-- start Supplied information --

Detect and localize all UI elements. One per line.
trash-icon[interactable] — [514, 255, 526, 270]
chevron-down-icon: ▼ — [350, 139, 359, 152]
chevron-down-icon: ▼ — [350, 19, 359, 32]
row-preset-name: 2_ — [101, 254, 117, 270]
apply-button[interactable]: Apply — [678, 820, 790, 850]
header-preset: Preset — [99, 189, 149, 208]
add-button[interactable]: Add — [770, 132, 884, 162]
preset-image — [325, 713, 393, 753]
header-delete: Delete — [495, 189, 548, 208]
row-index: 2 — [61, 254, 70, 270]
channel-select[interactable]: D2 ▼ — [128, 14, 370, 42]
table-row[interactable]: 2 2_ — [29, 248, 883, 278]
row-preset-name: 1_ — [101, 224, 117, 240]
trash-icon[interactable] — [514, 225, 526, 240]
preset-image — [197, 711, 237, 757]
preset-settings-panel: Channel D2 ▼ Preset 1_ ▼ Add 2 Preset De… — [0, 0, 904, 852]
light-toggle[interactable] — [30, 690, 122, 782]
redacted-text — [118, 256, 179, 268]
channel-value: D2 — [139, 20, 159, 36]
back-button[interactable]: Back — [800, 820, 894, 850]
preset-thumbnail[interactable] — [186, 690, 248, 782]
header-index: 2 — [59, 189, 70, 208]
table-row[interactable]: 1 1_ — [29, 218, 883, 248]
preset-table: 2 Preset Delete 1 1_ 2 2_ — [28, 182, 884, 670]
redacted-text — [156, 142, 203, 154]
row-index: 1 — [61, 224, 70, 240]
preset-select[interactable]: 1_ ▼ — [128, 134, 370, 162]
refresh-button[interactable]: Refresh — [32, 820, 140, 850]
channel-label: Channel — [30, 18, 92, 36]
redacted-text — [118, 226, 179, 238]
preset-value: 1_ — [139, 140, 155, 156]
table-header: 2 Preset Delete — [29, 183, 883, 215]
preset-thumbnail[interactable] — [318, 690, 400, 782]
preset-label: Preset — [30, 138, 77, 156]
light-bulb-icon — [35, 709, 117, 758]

-- end Supplied information --

* Aim of the task *
Rewrite the rows above as a JSON list of strings, with one string for each line and any blank lines omitted.

* Response to this task *
[
  "Detect and localize all UI elements. One per line.",
  "trash-icon[interactable] — [514, 255, 526, 270]",
  "chevron-down-icon: ▼ — [350, 139, 359, 152]",
  "chevron-down-icon: ▼ — [350, 19, 359, 32]",
  "row-preset-name: 2_ — [101, 254, 117, 270]",
  "apply-button[interactable]: Apply — [678, 820, 790, 850]",
  "header-preset: Preset — [99, 189, 149, 208]",
  "add-button[interactable]: Add — [770, 132, 884, 162]",
  "preset-image — [325, 713, 393, 753]",
  "header-delete: Delete — [495, 189, 548, 208]",
  "row-index: 2 — [61, 254, 70, 270]",
  "channel-select[interactable]: D2 ▼ — [128, 14, 370, 42]",
  "table-row[interactable]: 2 2_ — [29, 248, 883, 278]",
  "row-preset-name: 1_ — [101, 224, 117, 240]",
  "trash-icon[interactable] — [514, 225, 526, 240]",
  "preset-image — [197, 711, 237, 757]",
  "preset-settings-panel: Channel D2 ▼ Preset 1_ ▼ Add 2 Preset De… — [0, 0, 904, 852]",
  "light-toggle[interactable] — [30, 690, 122, 782]",
  "redacted-text — [118, 256, 179, 268]",
  "channel-value: D2 — [139, 20, 159, 36]",
  "back-button[interactable]: Back — [800, 820, 894, 850]",
  "preset-thumbnail[interactable] — [186, 690, 248, 782]",
  "header-index: 2 — [59, 189, 70, 208]",
  "table-row[interactable]: 1 1_ — [29, 218, 883, 248]",
  "preset-table: 2 Preset Delete 1 1_ 2 2_ — [28, 182, 884, 670]",
  "redacted-text — [156, 142, 203, 154]",
  "row-index: 1 — [61, 224, 70, 240]",
  "preset-select[interactable]: 1_ ▼ — [128, 134, 370, 162]",
  "refresh-button[interactable]: Refresh — [32, 820, 140, 850]",
  "channel-label: Channel — [30, 18, 92, 36]",
  "redacted-text — [118, 226, 179, 238]",
  "preset-value: 1_ — [139, 140, 155, 156]",
  "table-header: 2 Preset Delete — [29, 183, 883, 215]",
  "preset-thumbnail[interactable] — [318, 690, 400, 782]",
  "preset-label: Preset — [30, 138, 77, 156]",
  "light-bulb-icon — [35, 709, 117, 758]"
]